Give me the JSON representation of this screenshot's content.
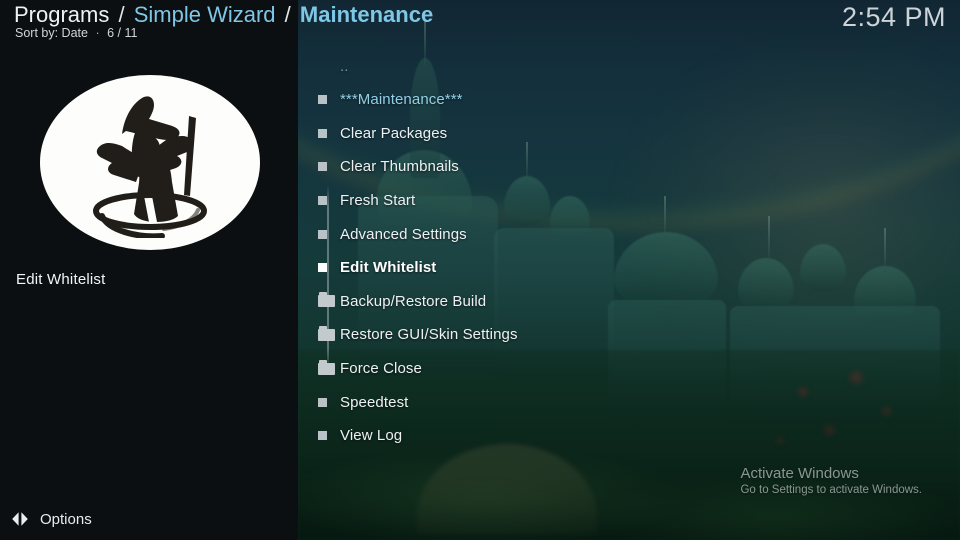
{
  "header": {
    "breadcrumb": {
      "root": "Programs",
      "separator": "/",
      "parent": "Simple Wizard",
      "current": "Maintenance"
    },
    "sort_label": "Sort by: Date",
    "separator_dot": "·",
    "position": "6 / 11",
    "clock": "2:54 PM"
  },
  "sidebar": {
    "logo_name": "simple-wizard-logo",
    "selected_item_label": "Edit Whitelist"
  },
  "list": {
    "parent_item": {
      "label": "..",
      "icon": "parent-directory"
    },
    "items": [
      {
        "label": "***Maintenance***",
        "icon": "file-icon",
        "selected": false,
        "accent": true
      },
      {
        "label": "Clear Packages",
        "icon": "file-icon",
        "selected": false,
        "accent": false
      },
      {
        "label": "Clear Thumbnails",
        "icon": "file-icon",
        "selected": false,
        "accent": false
      },
      {
        "label": "Fresh Start",
        "icon": "file-icon",
        "selected": false,
        "accent": false
      },
      {
        "label": "Advanced Settings",
        "icon": "file-icon",
        "selected": false,
        "accent": false
      },
      {
        "label": "Edit Whitelist",
        "icon": "file-icon",
        "selected": true,
        "accent": false
      },
      {
        "label": "Backup/Restore Build",
        "icon": "folder-icon",
        "selected": false,
        "accent": false
      },
      {
        "label": "Restore GUI/Skin Settings",
        "icon": "folder-icon",
        "selected": false,
        "accent": false
      },
      {
        "label": "Force Close",
        "icon": "folder-icon",
        "selected": false,
        "accent": false
      },
      {
        "label": "Speedtest",
        "icon": "file-icon",
        "selected": false,
        "accent": false
      },
      {
        "label": "View Log",
        "icon": "file-icon",
        "selected": false,
        "accent": false
      }
    ]
  },
  "watermark": {
    "title": "Activate Windows",
    "subtitle": "Go to Settings to activate Windows."
  },
  "bottom_bar": {
    "options_label": "Options",
    "options_icon": "left-right-arrows-icon"
  },
  "colors": {
    "accent_blue": "#7fc7e6",
    "text_primary": "#eef1f3",
    "text_selected": "#ffffff",
    "sidebar_bg": "#0c0f11",
    "icon_gray": "#c2cacd"
  }
}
:::::
WORK INSTRUCTIONS -> Go through the listing above and quote it exactly, apart from its images.

COMPLETE ANSWER ->
Give me the JSON representation of this screenshot's content.
{
  "header": {
    "breadcrumb": {
      "root": "Programs",
      "separator": "/",
      "parent": "Simple Wizard",
      "current": "Maintenance"
    },
    "sort_label": "Sort by: Date",
    "separator_dot": "·",
    "position": "6 / 11",
    "clock": "2:54 PM"
  },
  "sidebar": {
    "logo_name": "simple-wizard-logo",
    "selected_item_label": "Edit Whitelist"
  },
  "list": {
    "parent_item": {
      "label": "..",
      "icon": "parent-directory"
    },
    "items": [
      {
        "label": "***Maintenance***",
        "icon": "file-icon",
        "selected": false,
        "accent": true
      },
      {
        "label": "Clear Packages",
        "icon": "file-icon",
        "selected": false,
        "accent": false
      },
      {
        "label": "Clear Thumbnails",
        "icon": "file-icon",
        "selected": false,
        "accent": false
      },
      {
        "label": "Fresh Start",
        "icon": "file-icon",
        "selected": false,
        "accent": false
      },
      {
        "label": "Advanced Settings",
        "icon": "file-icon",
        "selected": false,
        "accent": false
      },
      {
        "label": "Edit Whitelist",
        "icon": "file-icon",
        "selected": true,
        "accent": false
      },
      {
        "label": "Backup/Restore Build",
        "icon": "folder-icon",
        "selected": false,
        "accent": false
      },
      {
        "label": "Restore GUI/Skin Settings",
        "icon": "folder-icon",
        "selected": false,
        "accent": false
      },
      {
        "label": "Force Close",
        "icon": "folder-icon",
        "selected": false,
        "accent": false
      },
      {
        "label": "Speedtest",
        "icon": "file-icon",
        "selected": false,
        "accent": false
      },
      {
        "label": "View Log",
        "icon": "file-icon",
        "selected": false,
        "accent": false
      }
    ]
  },
  "watermark": {
    "title": "Activate Windows",
    "subtitle": "Go to Settings to activate Windows."
  },
  "bottom_bar": {
    "options_label": "Options",
    "options_icon": "left-right-arrows-icon"
  },
  "colors": {
    "accent_blue": "#7fc7e6",
    "text_primary": "#eef1f3",
    "text_selected": "#ffffff",
    "sidebar_bg": "#0c0f11",
    "icon_gray": "#c2cacd"
  }
}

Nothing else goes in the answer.